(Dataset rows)
____________

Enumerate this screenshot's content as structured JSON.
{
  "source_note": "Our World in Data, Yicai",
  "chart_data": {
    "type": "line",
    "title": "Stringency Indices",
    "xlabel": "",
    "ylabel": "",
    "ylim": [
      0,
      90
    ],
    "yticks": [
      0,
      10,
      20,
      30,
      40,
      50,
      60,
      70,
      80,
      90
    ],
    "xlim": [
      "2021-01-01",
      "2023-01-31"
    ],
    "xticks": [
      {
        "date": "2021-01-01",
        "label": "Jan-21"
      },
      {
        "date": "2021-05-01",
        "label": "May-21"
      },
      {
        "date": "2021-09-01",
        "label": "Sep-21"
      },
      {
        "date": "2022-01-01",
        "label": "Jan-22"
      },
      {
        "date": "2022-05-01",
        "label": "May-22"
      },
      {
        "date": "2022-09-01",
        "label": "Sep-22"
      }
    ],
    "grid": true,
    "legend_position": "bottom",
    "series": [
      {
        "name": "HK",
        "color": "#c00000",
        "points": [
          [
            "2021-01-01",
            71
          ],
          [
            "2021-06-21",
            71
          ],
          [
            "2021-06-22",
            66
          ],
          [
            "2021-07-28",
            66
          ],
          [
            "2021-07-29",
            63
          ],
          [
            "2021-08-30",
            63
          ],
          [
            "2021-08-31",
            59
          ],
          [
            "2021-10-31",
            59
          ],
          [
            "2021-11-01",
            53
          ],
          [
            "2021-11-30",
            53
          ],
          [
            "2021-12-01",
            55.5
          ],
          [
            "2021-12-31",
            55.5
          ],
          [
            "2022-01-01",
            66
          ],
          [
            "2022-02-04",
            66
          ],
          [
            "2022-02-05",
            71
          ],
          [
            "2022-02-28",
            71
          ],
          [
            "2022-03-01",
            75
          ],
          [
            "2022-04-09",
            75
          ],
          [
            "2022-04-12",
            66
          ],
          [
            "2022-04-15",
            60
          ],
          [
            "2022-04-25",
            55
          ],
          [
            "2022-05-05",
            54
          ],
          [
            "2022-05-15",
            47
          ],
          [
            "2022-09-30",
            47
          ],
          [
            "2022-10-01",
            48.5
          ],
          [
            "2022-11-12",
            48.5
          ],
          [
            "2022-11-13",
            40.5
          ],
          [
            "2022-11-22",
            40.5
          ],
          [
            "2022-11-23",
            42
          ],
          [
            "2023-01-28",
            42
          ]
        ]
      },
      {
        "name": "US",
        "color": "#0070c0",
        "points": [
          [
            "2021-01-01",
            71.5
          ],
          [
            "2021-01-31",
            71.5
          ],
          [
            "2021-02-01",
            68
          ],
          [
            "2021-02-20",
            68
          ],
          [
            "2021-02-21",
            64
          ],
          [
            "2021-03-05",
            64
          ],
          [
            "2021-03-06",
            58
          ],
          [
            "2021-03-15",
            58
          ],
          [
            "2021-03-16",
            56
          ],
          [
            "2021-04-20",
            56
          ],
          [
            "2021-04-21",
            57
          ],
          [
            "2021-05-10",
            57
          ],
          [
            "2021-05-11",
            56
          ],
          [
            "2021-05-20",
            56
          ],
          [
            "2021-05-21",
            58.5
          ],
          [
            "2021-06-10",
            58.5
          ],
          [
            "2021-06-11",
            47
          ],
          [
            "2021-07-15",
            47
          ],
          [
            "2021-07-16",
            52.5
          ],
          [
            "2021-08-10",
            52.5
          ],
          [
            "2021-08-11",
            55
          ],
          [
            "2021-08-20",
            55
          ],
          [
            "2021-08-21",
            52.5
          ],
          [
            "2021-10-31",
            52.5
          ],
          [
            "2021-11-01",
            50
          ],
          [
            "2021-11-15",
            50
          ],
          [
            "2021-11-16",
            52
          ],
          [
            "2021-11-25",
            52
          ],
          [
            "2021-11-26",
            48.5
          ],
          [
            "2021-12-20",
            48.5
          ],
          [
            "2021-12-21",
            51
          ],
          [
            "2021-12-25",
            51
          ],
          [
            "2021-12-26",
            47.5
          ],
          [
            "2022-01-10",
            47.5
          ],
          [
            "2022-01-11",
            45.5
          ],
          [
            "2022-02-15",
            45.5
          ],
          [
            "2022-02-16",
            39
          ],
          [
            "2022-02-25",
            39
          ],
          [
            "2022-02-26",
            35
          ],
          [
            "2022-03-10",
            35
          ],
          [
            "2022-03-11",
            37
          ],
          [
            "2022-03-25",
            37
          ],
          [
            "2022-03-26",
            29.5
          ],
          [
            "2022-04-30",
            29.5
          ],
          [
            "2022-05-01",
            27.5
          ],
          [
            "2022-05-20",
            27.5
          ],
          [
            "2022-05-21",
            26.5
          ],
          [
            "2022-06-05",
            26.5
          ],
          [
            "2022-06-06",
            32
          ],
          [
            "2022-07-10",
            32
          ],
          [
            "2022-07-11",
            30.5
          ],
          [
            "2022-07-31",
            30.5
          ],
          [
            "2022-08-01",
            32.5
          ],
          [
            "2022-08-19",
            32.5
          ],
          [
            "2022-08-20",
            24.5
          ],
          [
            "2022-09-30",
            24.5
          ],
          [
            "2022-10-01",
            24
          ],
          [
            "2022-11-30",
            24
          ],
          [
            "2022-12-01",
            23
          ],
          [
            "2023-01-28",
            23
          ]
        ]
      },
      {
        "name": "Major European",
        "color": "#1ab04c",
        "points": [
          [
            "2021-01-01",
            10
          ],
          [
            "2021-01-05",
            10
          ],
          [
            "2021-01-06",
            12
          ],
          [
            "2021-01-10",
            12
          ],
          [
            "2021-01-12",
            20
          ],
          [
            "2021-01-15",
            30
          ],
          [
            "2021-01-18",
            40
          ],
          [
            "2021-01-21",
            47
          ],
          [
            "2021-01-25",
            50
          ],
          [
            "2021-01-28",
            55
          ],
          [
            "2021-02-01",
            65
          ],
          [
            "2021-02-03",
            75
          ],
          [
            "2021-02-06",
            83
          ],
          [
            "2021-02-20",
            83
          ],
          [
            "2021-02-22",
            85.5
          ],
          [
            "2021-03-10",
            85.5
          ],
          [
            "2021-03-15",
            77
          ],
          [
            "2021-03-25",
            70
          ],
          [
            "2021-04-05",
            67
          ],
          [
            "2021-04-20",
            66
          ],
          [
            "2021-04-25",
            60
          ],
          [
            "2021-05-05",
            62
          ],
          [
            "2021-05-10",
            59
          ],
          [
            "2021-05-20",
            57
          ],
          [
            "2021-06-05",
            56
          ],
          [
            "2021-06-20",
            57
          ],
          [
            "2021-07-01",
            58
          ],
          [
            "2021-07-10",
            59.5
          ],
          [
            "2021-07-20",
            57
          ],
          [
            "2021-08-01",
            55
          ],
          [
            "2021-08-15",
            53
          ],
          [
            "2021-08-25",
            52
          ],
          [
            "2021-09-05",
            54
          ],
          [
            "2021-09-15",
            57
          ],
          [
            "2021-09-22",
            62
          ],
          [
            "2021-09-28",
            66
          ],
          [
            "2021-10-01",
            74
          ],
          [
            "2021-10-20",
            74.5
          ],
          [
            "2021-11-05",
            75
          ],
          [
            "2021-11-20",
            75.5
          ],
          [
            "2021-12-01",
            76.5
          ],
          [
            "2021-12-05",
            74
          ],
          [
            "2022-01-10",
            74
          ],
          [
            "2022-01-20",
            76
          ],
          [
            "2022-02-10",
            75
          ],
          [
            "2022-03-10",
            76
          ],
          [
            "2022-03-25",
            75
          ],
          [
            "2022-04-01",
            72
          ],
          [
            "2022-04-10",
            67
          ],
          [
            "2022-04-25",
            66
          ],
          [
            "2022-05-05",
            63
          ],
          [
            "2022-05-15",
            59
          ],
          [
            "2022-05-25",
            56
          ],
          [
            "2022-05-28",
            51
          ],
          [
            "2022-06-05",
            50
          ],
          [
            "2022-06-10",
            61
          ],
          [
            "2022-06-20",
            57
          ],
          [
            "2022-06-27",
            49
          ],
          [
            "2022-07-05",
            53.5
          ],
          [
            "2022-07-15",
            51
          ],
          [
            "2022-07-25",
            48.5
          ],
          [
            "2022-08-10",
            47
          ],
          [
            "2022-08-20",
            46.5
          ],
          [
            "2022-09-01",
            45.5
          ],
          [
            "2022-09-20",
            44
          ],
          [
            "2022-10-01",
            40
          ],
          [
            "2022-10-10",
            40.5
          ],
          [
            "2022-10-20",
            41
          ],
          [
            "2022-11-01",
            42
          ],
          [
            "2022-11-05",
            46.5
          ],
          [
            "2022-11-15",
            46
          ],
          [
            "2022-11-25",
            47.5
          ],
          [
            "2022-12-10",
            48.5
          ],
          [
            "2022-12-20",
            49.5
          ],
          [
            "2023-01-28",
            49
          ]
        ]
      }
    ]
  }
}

____________

(EXERCISE PROMPT) Look through the records and gather each line with the word "color".

(RESPONSE TO THE EXERCISE)
        "color": "#c00000",
        "color": "#0070c0",
        "color": "#1ab04c",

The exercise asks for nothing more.